## What you will do:
Omit all pictures, then retype the data exactly as given.

— START Extracted records —

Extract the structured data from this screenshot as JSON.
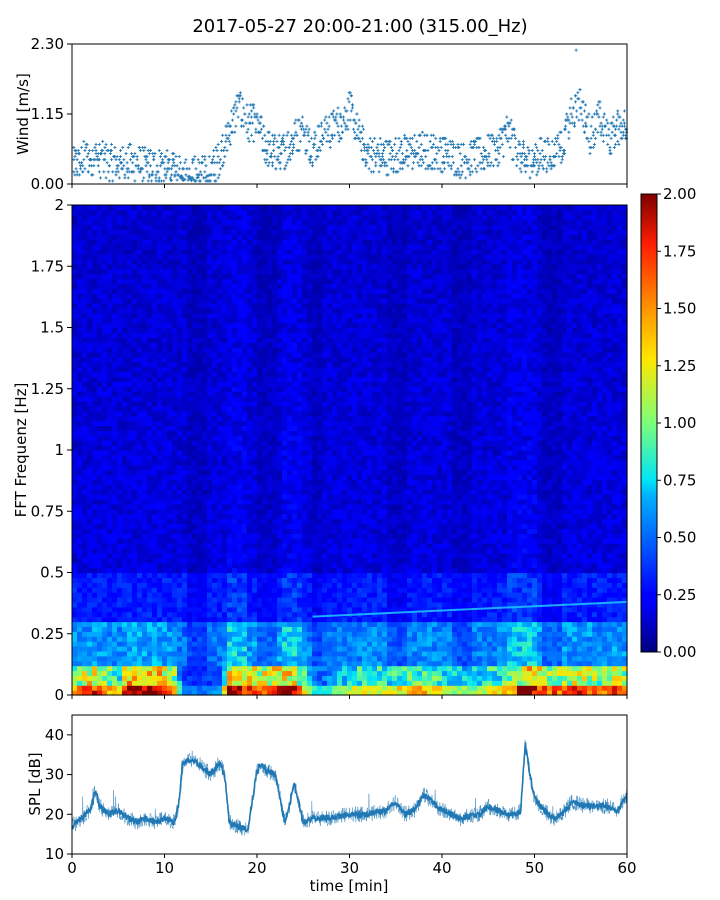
{
  "figure": {
    "title": "2017-05-27 20:00-21:00 (315.00_Hz)"
  },
  "chart_data": [
    {
      "type": "scatter",
      "panel": "wind",
      "title": "",
      "xlabel": "",
      "ylabel": "Wind [m/s]",
      "xlim": [
        0,
        60
      ],
      "ylim": [
        0,
        2.3
      ],
      "yticks": [
        0.0,
        1.15,
        2.3
      ],
      "ytick_labels": [
        "0.00",
        "1.15",
        "2.30"
      ],
      "xticks": [
        0,
        10,
        20,
        30,
        40,
        50,
        60
      ],
      "marker": "+",
      "color": "#1f77b4",
      "series_profile": {
        "x": [
          0,
          2,
          4,
          6,
          8,
          10,
          12,
          14,
          15,
          16,
          17,
          18,
          19,
          20,
          21,
          22,
          23,
          24,
          25,
          26,
          27,
          28,
          29,
          30,
          31,
          32,
          34,
          36,
          38,
          40,
          42,
          44,
          46,
          47,
          48,
          49,
          50,
          52,
          53,
          54,
          55,
          56,
          57,
          58,
          59,
          60
        ],
        "y": [
          0.3,
          0.45,
          0.35,
          0.35,
          0.3,
          0.3,
          0.15,
          0.15,
          0.2,
          0.45,
          0.9,
          1.25,
          1.0,
          1.0,
          0.6,
          0.5,
          0.55,
          0.75,
          0.85,
          0.6,
          0.75,
          0.9,
          1.0,
          1.25,
          0.8,
          0.5,
          0.45,
          0.5,
          0.55,
          0.5,
          0.4,
          0.45,
          0.6,
          0.85,
          0.6,
          0.35,
          0.45,
          0.5,
          0.65,
          1.1,
          1.3,
          0.8,
          1.1,
          0.7,
          0.95,
          1.0
        ]
      },
      "peak": {
        "x": 54.5,
        "y": 2.2
      }
    },
    {
      "type": "heatmap",
      "panel": "spectrogram",
      "title": "",
      "xlabel": "",
      "ylabel": "FFT Frequenz [Hz]",
      "xlim": [
        0,
        60
      ],
      "ylim": [
        0,
        2
      ],
      "yticks": [
        0,
        0.25,
        0.5,
        0.75,
        1,
        1.25,
        1.5,
        1.75,
        2
      ],
      "ytick_labels": [
        "0",
        "0.25",
        "0.5",
        "0.75",
        "1",
        "1.25",
        "1.5",
        "1.75",
        "2"
      ],
      "colormap": "jet",
      "colorbar": {
        "range": [
          0,
          2
        ],
        "ticks": [
          0.0,
          0.25,
          0.5,
          0.75,
          1.0,
          1.25,
          1.5,
          1.75,
          2.0
        ],
        "tick_labels": [
          "0.00",
          "0.25",
          "0.50",
          "0.75",
          "1.00",
          "1.25",
          "1.50",
          "1.75",
          "2.00"
        ]
      },
      "low_band_intensity": {
        "x": [
          0,
          2,
          5,
          6,
          9,
          11,
          12,
          14,
          16,
          17,
          19,
          20,
          22,
          24,
          25,
          26,
          27,
          28,
          30,
          32,
          34,
          36,
          38,
          41,
          43,
          45,
          47,
          49,
          51,
          53,
          55,
          57,
          59,
          60
        ],
        "level": [
          1.5,
          1.8,
          1.2,
          2.0,
          2.0,
          1.6,
          0.6,
          0.5,
          0.7,
          1.9,
          1.8,
          1.7,
          1.8,
          1.9,
          1.3,
          0.9,
          0.7,
          0.9,
          1.1,
          1.3,
          1.2,
          1.3,
          1.4,
          1.1,
          1.0,
          1.2,
          1.3,
          2.0,
          1.7,
          1.6,
          1.7,
          1.5,
          1.7,
          1.6
        ]
      },
      "tonal_line": {
        "x": [
          26,
          60
        ],
        "freq": [
          0.32,
          0.38
        ]
      }
    },
    {
      "type": "line",
      "panel": "spl",
      "title": "",
      "xlabel": "time [min]",
      "ylabel": "SPL [dB]",
      "xlim": [
        0,
        60
      ],
      "ylim": [
        10,
        45
      ],
      "yticks": [
        10,
        20,
        30,
        40
      ],
      "ytick_labels": [
        "10",
        "20",
        "30",
        "40"
      ],
      "xticks": [
        0,
        10,
        20,
        30,
        40,
        50,
        60
      ],
      "xtick_labels": [
        "0",
        "10",
        "20",
        "30",
        "40",
        "50",
        "60"
      ],
      "color": "#1f77b4",
      "series": [
        {
          "x": [
            0,
            1,
            2,
            2.5,
            3,
            4,
            5,
            6,
            7,
            8,
            9,
            10,
            11,
            11.5,
            12,
            13,
            14,
            15,
            16,
            16.5,
            17,
            18,
            19,
            20,
            20.5,
            21,
            22,
            23,
            23.5,
            24,
            25,
            26,
            28,
            30,
            32,
            34,
            35,
            36,
            37,
            38,
            40,
            42,
            44,
            45,
            46,
            47,
            48,
            48.5,
            49,
            49.5,
            50,
            51,
            52,
            53,
            54,
            56,
            58,
            59,
            60
          ],
          "y": [
            17,
            19,
            21,
            26,
            22,
            20,
            21,
            19,
            18,
            19,
            18,
            19,
            18,
            22,
            33,
            34,
            32,
            30,
            33,
            30,
            18,
            17,
            16,
            31,
            33,
            31,
            30,
            18,
            22,
            28,
            18,
            19,
            19,
            20,
            20,
            21,
            23,
            20,
            21,
            25,
            21,
            19,
            20,
            22,
            21,
            20,
            20,
            21,
            38,
            30,
            24,
            21,
            19,
            20,
            23,
            22,
            22,
            21,
            25
          ]
        }
      ]
    }
  ]
}
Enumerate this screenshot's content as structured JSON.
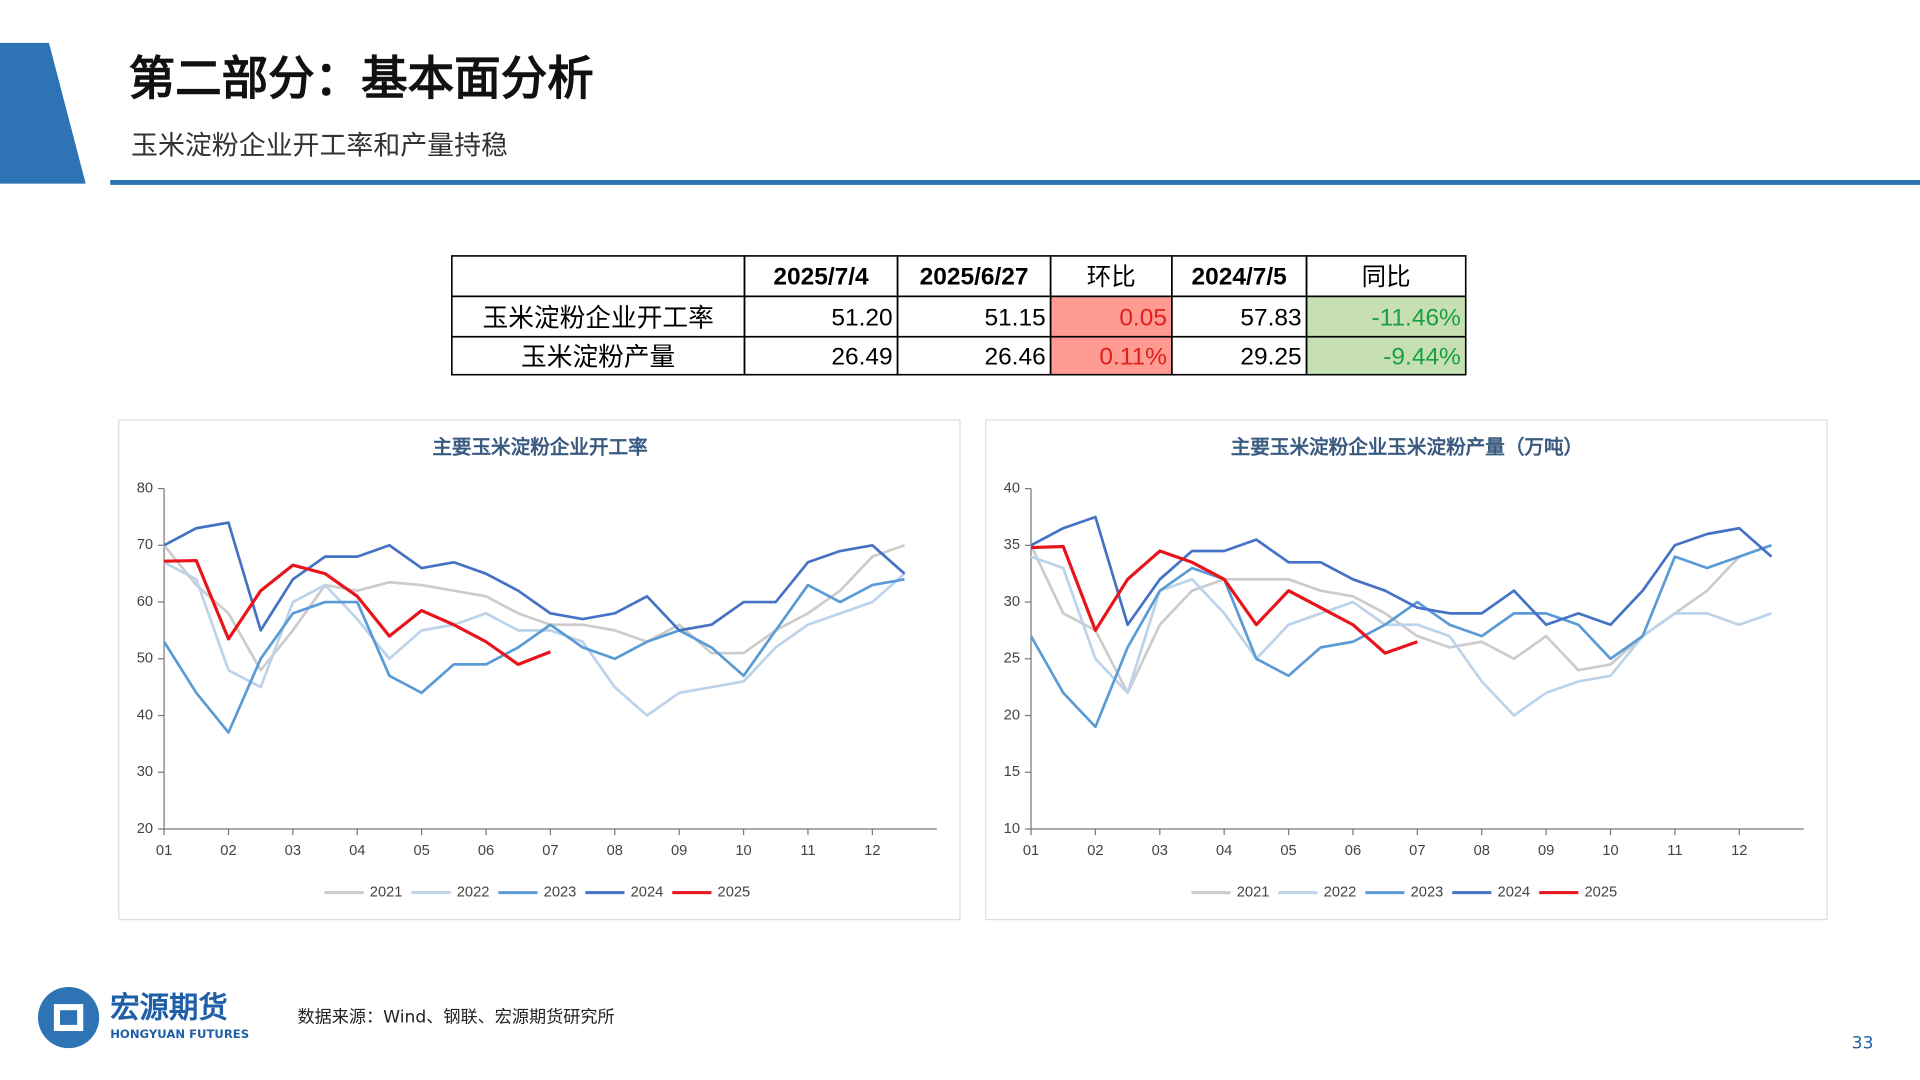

— END Extracted records —

## Exercise result:
Extract the structured data from this screenshot as JSON.
{
  "figure": {
    "title": "2017-05-27 20:00-21:00 (315.00_Hz)"
  },
  "chart_data": [
    {
      "type": "scatter",
      "panel": "wind",
      "title": "",
      "xlabel": "",
      "ylabel": "Wind [m/s]",
      "xlim": [
        0,
        60
      ],
      "ylim": [
        0,
        2.3
      ],
      "yticks": [
        0.0,
        1.15,
        2.3
      ],
      "ytick_labels": [
        "0.00",
        "1.15",
        "2.30"
      ],
      "xticks": [
        0,
        10,
        20,
        30,
        40,
        50,
        60
      ],
      "marker": "+",
      "color": "#1f77b4",
      "series_profile": {
        "x": [
          0,
          2,
          4,
          6,
          8,
          10,
          12,
          14,
          15,
          16,
          17,
          18,
          19,
          20,
          21,
          22,
          23,
          24,
          25,
          26,
          27,
          28,
          29,
          30,
          31,
          32,
          34,
          36,
          38,
          40,
          42,
          44,
          46,
          47,
          48,
          49,
          50,
          52,
          53,
          54,
          55,
          56,
          57,
          58,
          59,
          60
        ],
        "y": [
          0.3,
          0.45,
          0.35,
          0.35,
          0.3,
          0.3,
          0.15,
          0.15,
          0.2,
          0.45,
          0.9,
          1.25,
          1.0,
          1.0,
          0.6,
          0.5,
          0.55,
          0.75,
          0.85,
          0.6,
          0.75,
          0.9,
          1.0,
          1.25,
          0.8,
          0.5,
          0.45,
          0.5,
          0.55,
          0.5,
          0.4,
          0.45,
          0.6,
          0.85,
          0.6,
          0.35,
          0.45,
          0.5,
          0.65,
          1.1,
          1.3,
          0.8,
          1.1,
          0.7,
          0.95,
          1.0
        ]
      },
      "peak": {
        "x": 54.5,
        "y": 2.2
      }
    },
    {
      "type": "heatmap",
      "panel": "spectrogram",
      "title": "",
      "xlabel": "",
      "ylabel": "FFT Frequenz [Hz]",
      "xlim": [
        0,
        60
      ],
      "ylim": [
        0,
        2
      ],
      "yticks": [
        0,
        0.25,
        0.5,
        0.75,
        1,
        1.25,
        1.5,
        1.75,
        2
      ],
      "ytick_labels": [
        "0",
        "0.25",
        "0.5",
        "0.75",
        "1",
        "1.25",
        "1.5",
        "1.75",
        "2"
      ],
      "colormap": "jet",
      "colorbar": {
        "range": [
          0,
          2
        ],
        "ticks": [
          0.0,
          0.25,
          0.5,
          0.75,
          1.0,
          1.25,
          1.5,
          1.75,
          2.0
        ],
        "tick_labels": [
          "0.00",
          "0.25",
          "0.50",
          "0.75",
          "1.00",
          "1.25",
          "1.50",
          "1.75",
          "2.00"
        ]
      },
      "low_band_intensity": {
        "x": [
          0,
          2,
          5,
          6,
          9,
          11,
          12,
          14,
          16,
          17,
          19,
          20,
          22,
          24,
          25,
          26,
          27,
          28,
          30,
          32,
          34,
          36,
          38,
          41,
          43,
          45,
          47,
          49,
          51,
          53,
          55,
          57,
          59,
          60
        ],
        "level": [
          1.5,
          1.8,
          1.2,
          2.0,
          2.0,
          1.6,
          0.6,
          0.5,
          0.7,
          1.9,
          1.8,
          1.7,
          1.8,
          1.9,
          1.3,
          0.9,
          0.7,
          0.9,
          1.1,
          1.3,
          1.2,
          1.3,
          1.4,
          1.1,
          1.0,
          1.2,
          1.3,
          2.0,
          1.7,
          1.6,
          1.7,
          1.5,
          1.7,
          1.6
        ]
      },
      "tonal_line": {
        "x": [
          26,
          60
        ],
        "freq": [
          0.32,
          0.38
        ]
      }
    },
    {
      "type": "line",
      "panel": "spl",
      "title": "",
      "xlabel": "time [min]",
      "ylabel": "SPL [dB]",
      "xlim": [
        0,
        60
      ],
      "ylim": [
        10,
        45
      ],
      "yticks": [
        10,
        20,
        30,
        40
      ],
      "ytick_labels": [
        "10",
        "20",
        "30",
        "40"
      ],
      "xticks": [
        0,
        10,
        20,
        30,
        40,
        50,
        60
      ],
      "xtick_labels": [
        "0",
        "10",
        "20",
        "30",
        "40",
        "50",
        "60"
      ],
      "color": "#1f77b4",
      "series": [
        {
          "x": [
            0,
            1,
            2,
            2.5,
            3,
            4,
            5,
            6,
            7,
            8,
            9,
            10,
            11,
            11.5,
            12,
            13,
            14,
            15,
            16,
            16.5,
            17,
            18,
            19,
            20,
            20.5,
            21,
            22,
            23,
            23.5,
            24,
            25,
            26,
            28,
            30,
            32,
            34,
            35,
            36,
            37,
            38,
            40,
            42,
            44,
            45,
            46,
            47,
            48,
            48.5,
            49,
            49.5,
            50,
            51,
            52,
            53,
            54,
            56,
            58,
            59,
            60
          ],
          "y": [
            17,
            19,
            21,
            26,
            22,
            20,
            21,
            19,
            18,
            19,
            18,
            19,
            18,
            22,
            33,
            34,
            32,
            30,
            33,
            30,
            18,
            17,
            16,
            31,
            33,
            31,
            30,
            18,
            22,
            28,
            18,
            19,
            19,
            20,
            20,
            21,
            23,
            20,
            21,
            25,
            21,
            19,
            20,
            22,
            21,
            20,
            20,
            21,
            38,
            30,
            24,
            21,
            19,
            20,
            23,
            22,
            22,
            21,
            25
          ]
        }
      ]
    }
  ]
}
Enumerate this screenshot's content as structured JSON.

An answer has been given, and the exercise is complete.